====== DATA SHOWN

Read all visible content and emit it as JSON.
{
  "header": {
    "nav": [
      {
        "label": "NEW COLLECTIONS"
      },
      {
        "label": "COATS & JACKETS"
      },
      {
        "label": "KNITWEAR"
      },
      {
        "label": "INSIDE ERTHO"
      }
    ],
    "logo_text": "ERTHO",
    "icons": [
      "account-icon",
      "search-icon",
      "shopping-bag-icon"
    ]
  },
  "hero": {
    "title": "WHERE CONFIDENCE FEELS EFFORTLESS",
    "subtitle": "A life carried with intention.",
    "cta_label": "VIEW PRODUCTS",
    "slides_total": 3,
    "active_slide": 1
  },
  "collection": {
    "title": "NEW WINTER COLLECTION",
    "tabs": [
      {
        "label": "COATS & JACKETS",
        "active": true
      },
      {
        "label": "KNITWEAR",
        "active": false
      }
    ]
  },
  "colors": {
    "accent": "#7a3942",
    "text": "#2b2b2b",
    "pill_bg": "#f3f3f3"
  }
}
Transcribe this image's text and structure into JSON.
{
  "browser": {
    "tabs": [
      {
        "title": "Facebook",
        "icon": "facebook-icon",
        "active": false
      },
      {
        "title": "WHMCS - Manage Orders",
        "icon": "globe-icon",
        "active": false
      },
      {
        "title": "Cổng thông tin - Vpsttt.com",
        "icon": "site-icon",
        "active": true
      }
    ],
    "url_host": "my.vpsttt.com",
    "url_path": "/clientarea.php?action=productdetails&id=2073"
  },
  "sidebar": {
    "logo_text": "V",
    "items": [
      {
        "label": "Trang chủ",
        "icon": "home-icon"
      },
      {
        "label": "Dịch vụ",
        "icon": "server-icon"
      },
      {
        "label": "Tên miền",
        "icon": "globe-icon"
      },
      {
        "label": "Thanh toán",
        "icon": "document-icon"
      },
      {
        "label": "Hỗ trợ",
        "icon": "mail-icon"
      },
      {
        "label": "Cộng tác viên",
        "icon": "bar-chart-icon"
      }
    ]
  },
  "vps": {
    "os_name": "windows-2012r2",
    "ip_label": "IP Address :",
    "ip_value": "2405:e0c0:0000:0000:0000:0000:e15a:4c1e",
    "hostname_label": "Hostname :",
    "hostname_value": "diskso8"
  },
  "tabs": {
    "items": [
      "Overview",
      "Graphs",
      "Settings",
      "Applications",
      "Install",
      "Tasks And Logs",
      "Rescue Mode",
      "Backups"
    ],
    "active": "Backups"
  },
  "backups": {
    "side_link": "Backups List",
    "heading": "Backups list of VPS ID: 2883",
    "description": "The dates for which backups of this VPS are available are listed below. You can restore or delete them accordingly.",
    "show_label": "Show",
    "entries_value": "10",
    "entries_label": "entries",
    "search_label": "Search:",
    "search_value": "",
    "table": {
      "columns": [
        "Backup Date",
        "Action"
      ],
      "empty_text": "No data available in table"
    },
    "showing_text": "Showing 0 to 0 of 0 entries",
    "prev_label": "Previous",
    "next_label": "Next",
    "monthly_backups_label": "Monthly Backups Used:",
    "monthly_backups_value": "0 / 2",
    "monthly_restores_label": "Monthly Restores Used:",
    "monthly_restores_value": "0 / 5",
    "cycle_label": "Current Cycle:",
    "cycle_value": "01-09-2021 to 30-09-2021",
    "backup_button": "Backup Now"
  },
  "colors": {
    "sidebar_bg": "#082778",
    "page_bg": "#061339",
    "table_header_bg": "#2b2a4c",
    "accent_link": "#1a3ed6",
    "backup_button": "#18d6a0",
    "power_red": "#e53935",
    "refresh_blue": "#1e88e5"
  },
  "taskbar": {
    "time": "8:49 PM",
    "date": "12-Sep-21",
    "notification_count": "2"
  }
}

============

Return every record above exactly as it appears.

#### ANSWER FOR THE TASK:
Read all visible content and emit it as JSON.
{
  "header": {
    "nav": [
      {
        "label": "NEW COLLECTIONS"
      },
      {
        "label": "COATS & JACKETS"
      },
      {
        "label": "KNITWEAR"
      },
      {
        "label": "INSIDE ERTHO"
      }
    ],
    "logo_text": "ERTHO",
    "icons": [
      "account-icon",
      "search-icon",
      "shopping-bag-icon"
    ]
  },
  "hero": {
    "title": "WHERE CONFIDENCE FEELS EFFORTLESS",
    "subtitle": "A life carried with intention.",
    "cta_label": "VIEW PRODUCTS",
    "slides_total": 3,
    "active_slide": 1
  },
  "collection": {
    "title": "NEW WINTER COLLECTION",
    "tabs": [
      {
        "label": "COATS & JACKETS",
        "active": true
      },
      {
        "label": "KNITWEAR",
        "active": false
      }
    ]
  },
  "colors": {
    "accent": "#7a3942",
    "text": "#2b2b2b",
    "pill_bg": "#f3f3f3"
  }
}
Transcribe this image's text and structure into JSON.
{
  "browser": {
    "tabs": [
      {
        "title": "Facebook",
        "icon": "facebook-icon",
        "active": false
      },
      {
        "title": "WHMCS - Manage Orders",
        "icon": "globe-icon",
        "active": false
      },
      {
        "title": "Cổng thông tin - Vpsttt.com",
        "icon": "site-icon",
        "active": true
      }
    ],
    "url_host": "my.vpsttt.com",
    "url_path": "/clientarea.php?action=productdetails&id=2073"
  },
  "sidebar": {
    "logo_text": "V",
    "items": [
      {
        "label": "Trang chủ",
        "icon": "home-icon"
      },
      {
        "label": "Dịch vụ",
        "icon": "server-icon"
      },
      {
        "label": "Tên miền",
        "icon": "globe-icon"
      },
      {
        "label": "Thanh toán",
        "icon": "document-icon"
      },
      {
        "label": "Hỗ trợ",
        "icon": "mail-icon"
      },
      {
        "label": "Cộng tác viên",
        "icon": "bar-chart-icon"
      }
    ]
  },
  "vps": {
    "os_name": "windows-2012r2",
    "ip_label": "IP Address :",
    "ip_value": "2405:e0c0:0000:0000:0000:0000:e15a:4c1e",
    "hostname_label": "Hostname :",
    "hostname_value": "diskso8"
  },
  "tabs": {
    "items": [
      "Overview",
      "Graphs",
      "Settings",
      "Applications",
      "Install",
      "Tasks And Logs",
      "Rescue Mode",
      "Backups"
    ],
    "active": "Backups"
  },
  "backups": {
    "side_link": "Backups List",
    "heading": "Backups list of VPS ID: 2883",
    "description": "The dates for which backups of this VPS are available are listed below. You can restore or delete them accordingly.",
    "show_label": "Show",
    "entries_value": "10",
    "entries_label": "entries",
    "search_label": "Search:",
    "search_value": "",
    "table": {
      "columns": [
        "Backup Date",
        "Action"
      ],
      "empty_text": "No data available in table"
    },
    "showing_text": "Showing 0 to 0 of 0 entries",
    "prev_label": "Previous",
    "next_label": "Next",
    "monthly_backups_label": "Monthly Backups Used:",
    "monthly_backups_value": "0 / 2",
    "monthly_restores_label": "Monthly Restores Used:",
    "monthly_restores_value": "0 / 5",
    "cycle_label": "Current Cycle:",
    "cycle_value": "01-09-2021 to 30-09-2021",
    "backup_button": "Backup Now"
  },
  "colors": {
    "sidebar_bg": "#082778",
    "page_bg": "#061339",
    "table_header_bg": "#2b2a4c",
    "accent_link": "#1a3ed6",
    "backup_button": "#18d6a0",
    "power_red": "#e53935",
    "refresh_blue": "#1e88e5"
  },
  "taskbar": {
    "time": "8:49 PM",
    "date": "12-Sep-21",
    "notification_count": "2"
  }
}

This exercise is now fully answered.